• **Exercise description**
Exclude the pictures, then repeat the remaining data exactly.

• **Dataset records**
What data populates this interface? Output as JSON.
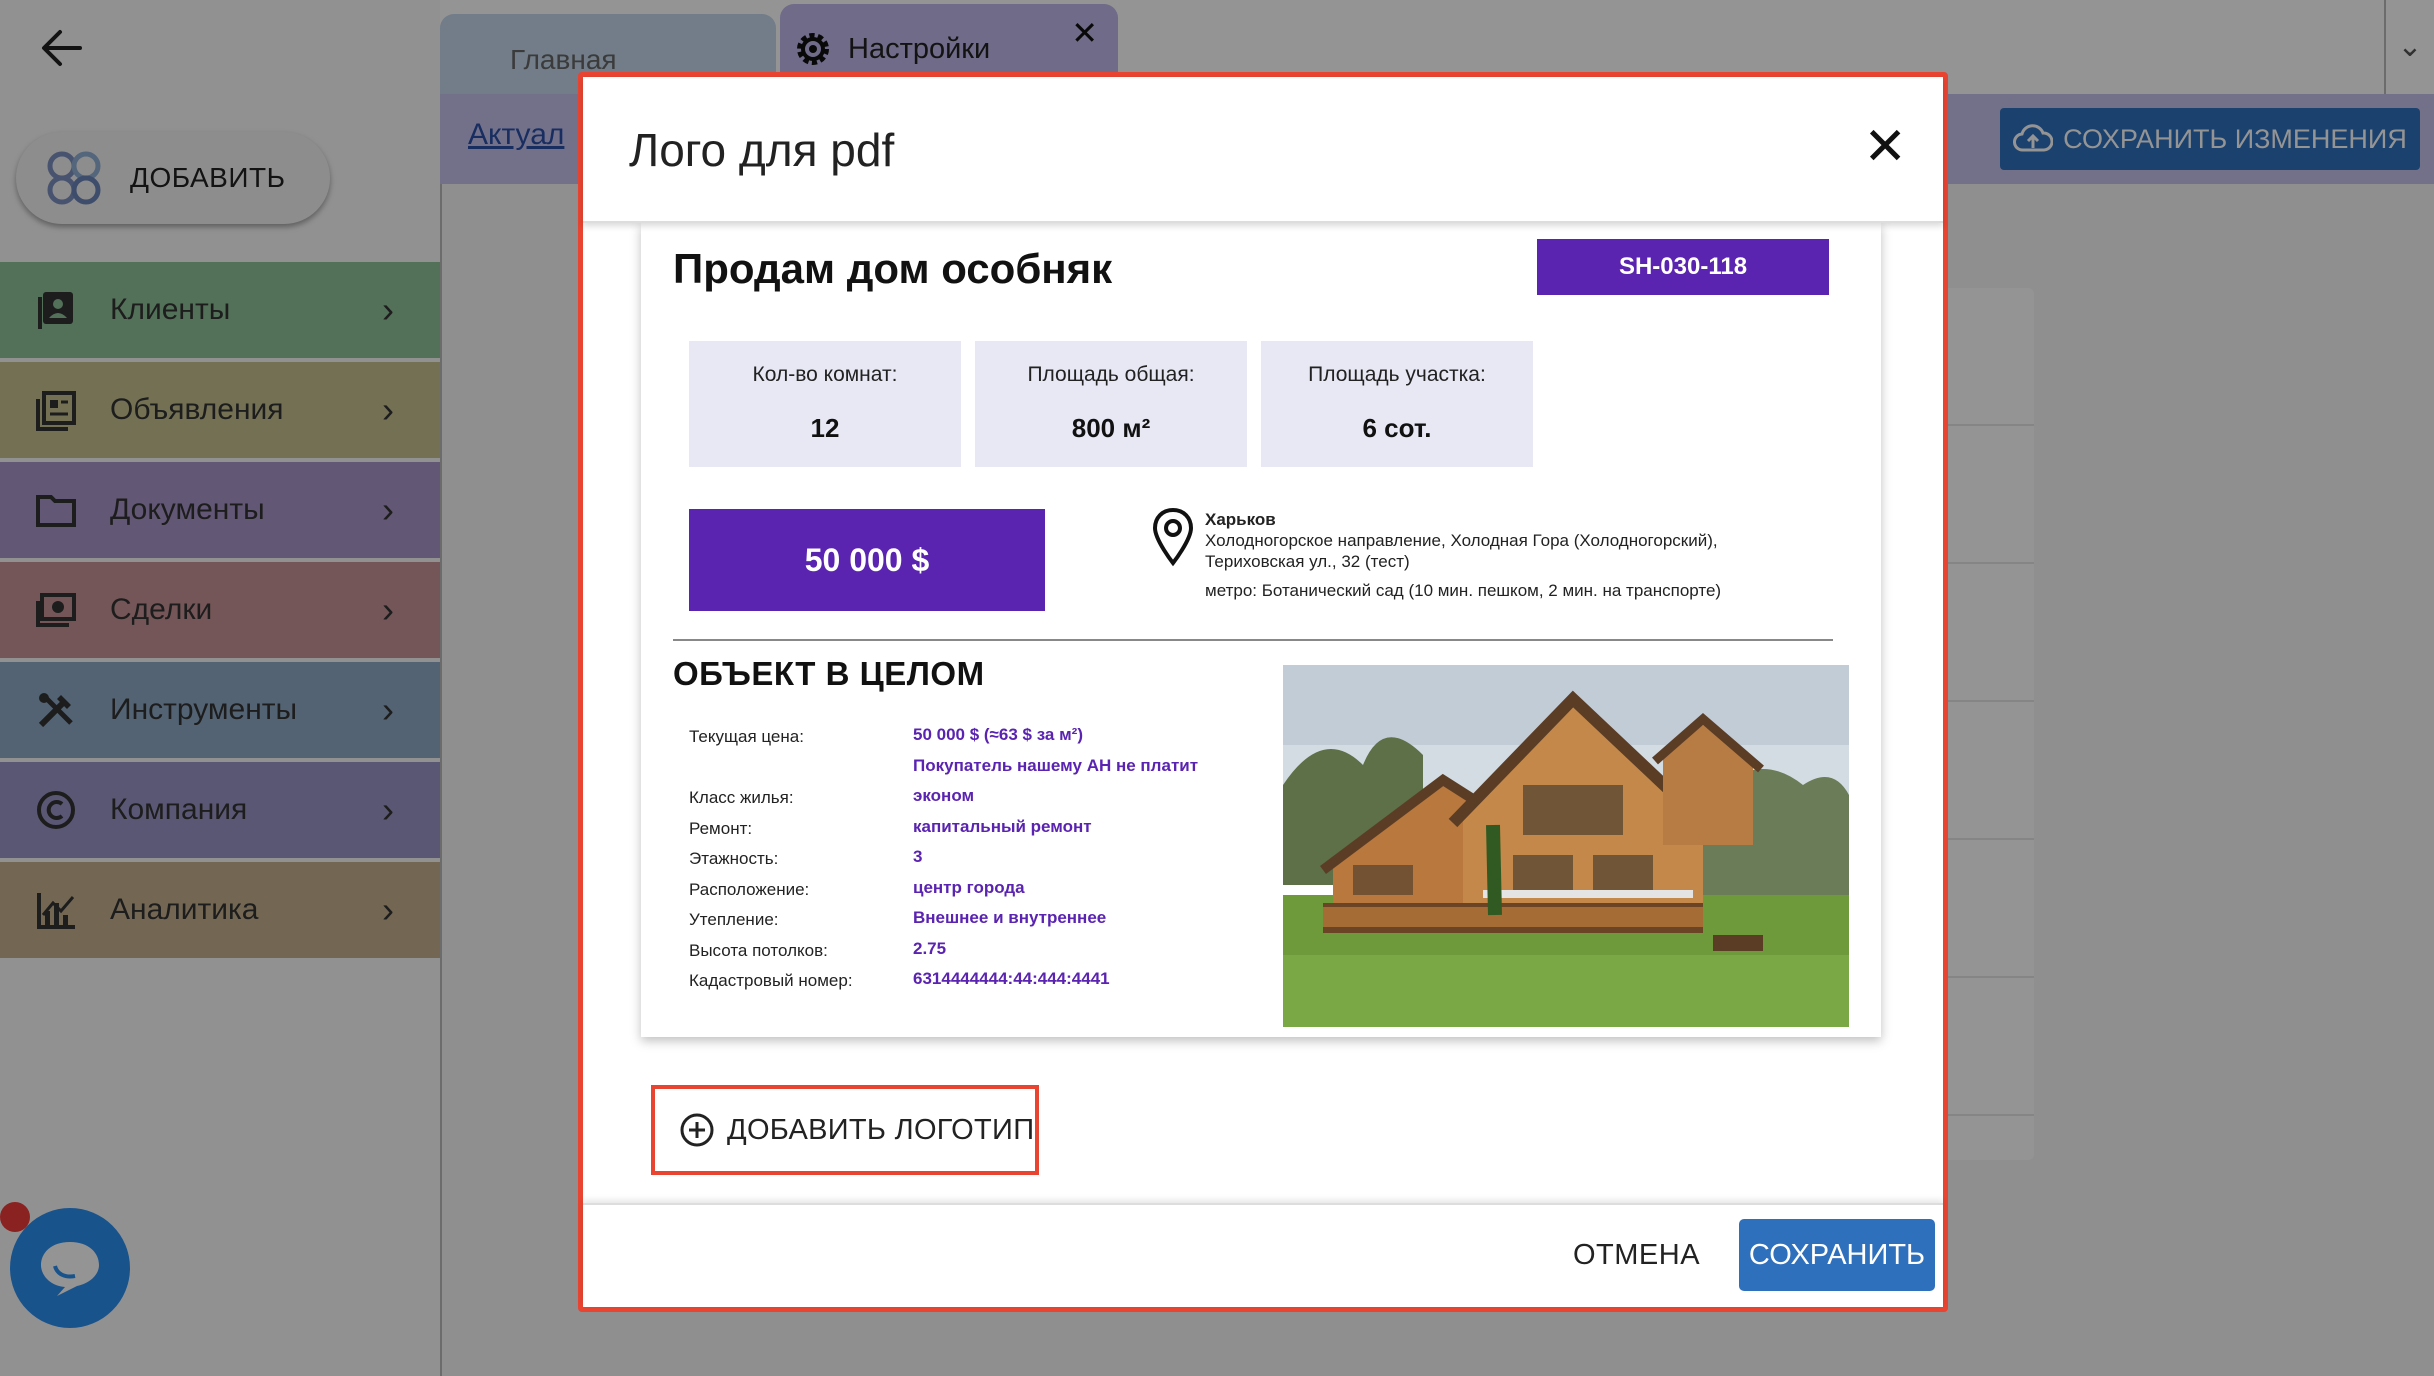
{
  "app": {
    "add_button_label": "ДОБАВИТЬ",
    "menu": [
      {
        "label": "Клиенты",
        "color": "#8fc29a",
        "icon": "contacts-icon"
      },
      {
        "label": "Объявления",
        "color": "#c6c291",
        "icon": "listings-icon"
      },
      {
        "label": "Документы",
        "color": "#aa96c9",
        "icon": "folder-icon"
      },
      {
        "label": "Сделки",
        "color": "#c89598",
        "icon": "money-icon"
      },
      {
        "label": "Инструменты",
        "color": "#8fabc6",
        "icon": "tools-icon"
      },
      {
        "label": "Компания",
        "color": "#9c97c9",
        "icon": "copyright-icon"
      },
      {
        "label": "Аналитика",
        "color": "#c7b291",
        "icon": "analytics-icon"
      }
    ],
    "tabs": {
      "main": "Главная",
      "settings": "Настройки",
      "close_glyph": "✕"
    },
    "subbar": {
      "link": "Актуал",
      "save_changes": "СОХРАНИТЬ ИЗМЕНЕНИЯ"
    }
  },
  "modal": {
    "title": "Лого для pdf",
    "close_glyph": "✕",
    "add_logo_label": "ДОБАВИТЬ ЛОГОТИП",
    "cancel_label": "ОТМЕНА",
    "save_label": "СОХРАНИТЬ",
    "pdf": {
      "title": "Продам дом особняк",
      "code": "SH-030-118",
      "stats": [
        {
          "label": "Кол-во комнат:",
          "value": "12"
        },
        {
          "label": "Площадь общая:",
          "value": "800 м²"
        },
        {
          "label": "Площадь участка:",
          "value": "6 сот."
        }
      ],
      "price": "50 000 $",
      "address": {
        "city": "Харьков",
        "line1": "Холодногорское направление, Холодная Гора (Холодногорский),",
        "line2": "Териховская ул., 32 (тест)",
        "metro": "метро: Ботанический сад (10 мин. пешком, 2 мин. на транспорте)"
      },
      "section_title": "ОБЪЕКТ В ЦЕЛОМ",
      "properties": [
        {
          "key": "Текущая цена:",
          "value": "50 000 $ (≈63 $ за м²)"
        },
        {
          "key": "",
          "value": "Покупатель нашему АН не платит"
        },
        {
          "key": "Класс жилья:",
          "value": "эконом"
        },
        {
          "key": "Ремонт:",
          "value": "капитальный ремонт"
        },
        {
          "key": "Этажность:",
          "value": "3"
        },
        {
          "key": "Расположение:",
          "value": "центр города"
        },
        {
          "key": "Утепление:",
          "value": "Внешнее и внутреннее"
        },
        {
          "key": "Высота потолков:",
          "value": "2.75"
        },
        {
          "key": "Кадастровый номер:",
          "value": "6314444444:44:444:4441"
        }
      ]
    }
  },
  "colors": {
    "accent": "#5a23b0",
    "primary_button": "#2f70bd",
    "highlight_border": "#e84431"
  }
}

• **The reply**
What data populates this interface? Output as JSON.
{
  "app": {
    "add_button_label": "ДОБАВИТЬ",
    "menu": [
      {
        "label": "Клиенты",
        "color": "#8fc29a",
        "icon": "contacts-icon"
      },
      {
        "label": "Объявления",
        "color": "#c6c291",
        "icon": "listings-icon"
      },
      {
        "label": "Документы",
        "color": "#aa96c9",
        "icon": "folder-icon"
      },
      {
        "label": "Сделки",
        "color": "#c89598",
        "icon": "money-icon"
      },
      {
        "label": "Инструменты",
        "color": "#8fabc6",
        "icon": "tools-icon"
      },
      {
        "label": "Компания",
        "color": "#9c97c9",
        "icon": "copyright-icon"
      },
      {
        "label": "Аналитика",
        "color": "#c7b291",
        "icon": "analytics-icon"
      }
    ],
    "tabs": {
      "main": "Главная",
      "settings": "Настройки",
      "close_glyph": "✕"
    },
    "subbar": {
      "link": "Актуал",
      "save_changes": "СОХРАНИТЬ ИЗМЕНЕНИЯ"
    }
  },
  "modal": {
    "title": "Лого для pdf",
    "close_glyph": "✕",
    "add_logo_label": "ДОБАВИТЬ ЛОГОТИП",
    "cancel_label": "ОТМЕНА",
    "save_label": "СОХРАНИТЬ",
    "pdf": {
      "title": "Продам дом особняк",
      "code": "SH-030-118",
      "stats": [
        {
          "label": "Кол-во комнат:",
          "value": "12"
        },
        {
          "label": "Площадь общая:",
          "value": "800 м²"
        },
        {
          "label": "Площадь участка:",
          "value": "6 сот."
        }
      ],
      "price": "50 000 $",
      "address": {
        "city": "Харьков",
        "line1": "Холодногорское направление, Холодная Гора (Холодногорский),",
        "line2": "Териховская ул., 32 (тест)",
        "metro": "метро: Ботанический сад (10 мин. пешком, 2 мин. на транспорте)"
      },
      "section_title": "ОБЪЕКТ В ЦЕЛОМ",
      "properties": [
        {
          "key": "Текущая цена:",
          "value": "50 000 $ (≈63 $ за м²)"
        },
        {
          "key": "",
          "value": "Покупатель нашему АН не платит"
        },
        {
          "key": "Класс жилья:",
          "value": "эконом"
        },
        {
          "key": "Ремонт:",
          "value": "капитальный ремонт"
        },
        {
          "key": "Этажность:",
          "value": "3"
        },
        {
          "key": "Расположение:",
          "value": "центр города"
        },
        {
          "key": "Утепление:",
          "value": "Внешнее и внутреннее"
        },
        {
          "key": "Высота потолков:",
          "value": "2.75"
        },
        {
          "key": "Кадастровый номер:",
          "value": "6314444444:44:444:4441"
        }
      ]
    }
  },
  "colors": {
    "accent": "#5a23b0",
    "primary_button": "#2f70bd",
    "highlight_border": "#e84431"
  }
}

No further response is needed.